__What you need to do__
Provide an exact reproduction of every entry.

__Given records__
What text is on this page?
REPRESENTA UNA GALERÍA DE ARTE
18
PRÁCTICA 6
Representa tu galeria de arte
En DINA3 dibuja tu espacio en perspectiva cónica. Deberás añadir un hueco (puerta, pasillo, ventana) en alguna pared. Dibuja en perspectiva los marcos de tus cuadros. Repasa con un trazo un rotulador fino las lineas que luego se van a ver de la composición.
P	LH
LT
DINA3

__Task answer__
What text is on this page?
REPRESENTA UNA GALERÍA DE ARTE
18
PRÁCTICA 6
Representa tu galeria de arte
En DINA3 dibuja tu espacio en perspectiva cónica. Deberás añadir un hueco (puerta, pasillo, ventana) en alguna pared. Dibuja en perspectiva los marcos de tus cuadros. Repasa con un trazo un rotulador fino las lineas que luego se van a ver de la composición.
P	LH
LT
DINA3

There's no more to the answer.